#### Written instruction
Print the listing that follows, character for character.

#### Data for the task
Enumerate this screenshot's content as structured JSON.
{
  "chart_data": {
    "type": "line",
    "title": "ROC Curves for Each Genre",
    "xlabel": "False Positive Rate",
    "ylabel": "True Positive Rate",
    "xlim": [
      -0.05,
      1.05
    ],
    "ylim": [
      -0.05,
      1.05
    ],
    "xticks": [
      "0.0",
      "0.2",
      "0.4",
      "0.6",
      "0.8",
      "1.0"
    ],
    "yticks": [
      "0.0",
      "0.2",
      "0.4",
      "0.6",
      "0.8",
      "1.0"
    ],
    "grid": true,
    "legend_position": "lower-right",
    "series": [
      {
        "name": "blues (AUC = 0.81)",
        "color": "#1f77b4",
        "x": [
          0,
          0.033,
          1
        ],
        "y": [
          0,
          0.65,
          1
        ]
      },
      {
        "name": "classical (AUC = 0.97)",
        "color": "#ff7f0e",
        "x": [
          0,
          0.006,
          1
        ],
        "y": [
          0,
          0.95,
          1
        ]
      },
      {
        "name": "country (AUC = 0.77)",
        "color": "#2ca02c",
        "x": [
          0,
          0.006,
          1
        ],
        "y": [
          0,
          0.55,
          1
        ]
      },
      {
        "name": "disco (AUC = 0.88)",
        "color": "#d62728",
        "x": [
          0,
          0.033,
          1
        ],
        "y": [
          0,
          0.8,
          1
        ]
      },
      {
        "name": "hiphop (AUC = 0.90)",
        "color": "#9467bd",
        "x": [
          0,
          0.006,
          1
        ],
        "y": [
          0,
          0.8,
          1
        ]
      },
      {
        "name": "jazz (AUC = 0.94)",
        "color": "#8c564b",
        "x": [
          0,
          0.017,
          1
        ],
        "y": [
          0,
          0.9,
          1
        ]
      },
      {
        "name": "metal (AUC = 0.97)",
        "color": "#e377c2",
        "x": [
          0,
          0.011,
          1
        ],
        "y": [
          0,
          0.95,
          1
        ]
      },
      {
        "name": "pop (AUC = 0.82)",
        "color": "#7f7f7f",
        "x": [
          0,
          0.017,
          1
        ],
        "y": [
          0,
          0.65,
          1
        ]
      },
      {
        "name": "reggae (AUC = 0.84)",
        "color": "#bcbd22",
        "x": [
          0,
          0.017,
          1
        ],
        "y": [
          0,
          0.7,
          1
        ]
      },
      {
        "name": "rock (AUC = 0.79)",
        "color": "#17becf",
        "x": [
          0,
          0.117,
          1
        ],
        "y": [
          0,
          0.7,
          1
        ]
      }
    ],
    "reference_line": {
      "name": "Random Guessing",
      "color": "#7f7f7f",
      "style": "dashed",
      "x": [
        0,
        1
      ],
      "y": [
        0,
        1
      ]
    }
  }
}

#### Response
Enumerate this screenshot's content as structured JSON.
{
  "chart_data": {
    "type": "line",
    "title": "ROC Curves for Each Genre",
    "xlabel": "False Positive Rate",
    "ylabel": "True Positive Rate",
    "xlim": [
      -0.05,
      1.05
    ],
    "ylim": [
      -0.05,
      1.05
    ],
    "xticks": [
      "0.0",
      "0.2",
      "0.4",
      "0.6",
      "0.8",
      "1.0"
    ],
    "yticks": [
      "0.0",
      "0.2",
      "0.4",
      "0.6",
      "0.8",
      "1.0"
    ],
    "grid": true,
    "legend_position": "lower-right",
    "series": [
      {
        "name": "blues (AUC = 0.81)",
        "color": "#1f77b4",
        "x": [
          0,
          0.033,
          1
        ],
        "y": [
          0,
          0.65,
          1
        ]
      },
      {
        "name": "classical (AUC = 0.97)",
        "color": "#ff7f0e",
        "x": [
          0,
          0.006,
          1
        ],
        "y": [
          0,
          0.95,
          1
        ]
      },
      {
        "name": "country (AUC = 0.77)",
        "color": "#2ca02c",
        "x": [
          0,
          0.006,
          1
        ],
        "y": [
          0,
          0.55,
          1
        ]
      },
      {
        "name": "disco (AUC = 0.88)",
        "color": "#d62728",
        "x": [
          0,
          0.033,
          1
        ],
        "y": [
          0,
          0.8,
          1
        ]
      },
      {
        "name": "hiphop (AUC = 0.90)",
        "color": "#9467bd",
        "x": [
          0,
          0.006,
          1
        ],
        "y": [
          0,
          0.8,
          1
        ]
      },
      {
        "name": "jazz (AUC = 0.94)",
        "color": "#8c564b",
        "x": [
          0,
          0.017,
          1
        ],
        "y": [
          0,
          0.9,
          1
        ]
      },
      {
        "name": "metal (AUC = 0.97)",
        "color": "#e377c2",
        "x": [
          0,
          0.011,
          1
        ],
        "y": [
          0,
          0.95,
          1
        ]
      },
      {
        "name": "pop (AUC = 0.82)",
        "color": "#7f7f7f",
        "x": [
          0,
          0.017,
          1
        ],
        "y": [
          0,
          0.65,
          1
        ]
      },
      {
        "name": "reggae (AUC = 0.84)",
        "color": "#bcbd22",
        "x": [
          0,
          0.017,
          1
        ],
        "y": [
          0,
          0.7,
          1
        ]
      },
      {
        "name": "rock (AUC = 0.79)",
        "color": "#17becf",
        "x": [
          0,
          0.117,
          1
        ],
        "y": [
          0,
          0.7,
          1
        ]
      }
    ],
    "reference_line": {
      "name": "Random Guessing",
      "color": "#7f7f7f",
      "style": "dashed",
      "x": [
        0,
        1
      ],
      "y": [
        0,
        1
      ]
    }
  }
}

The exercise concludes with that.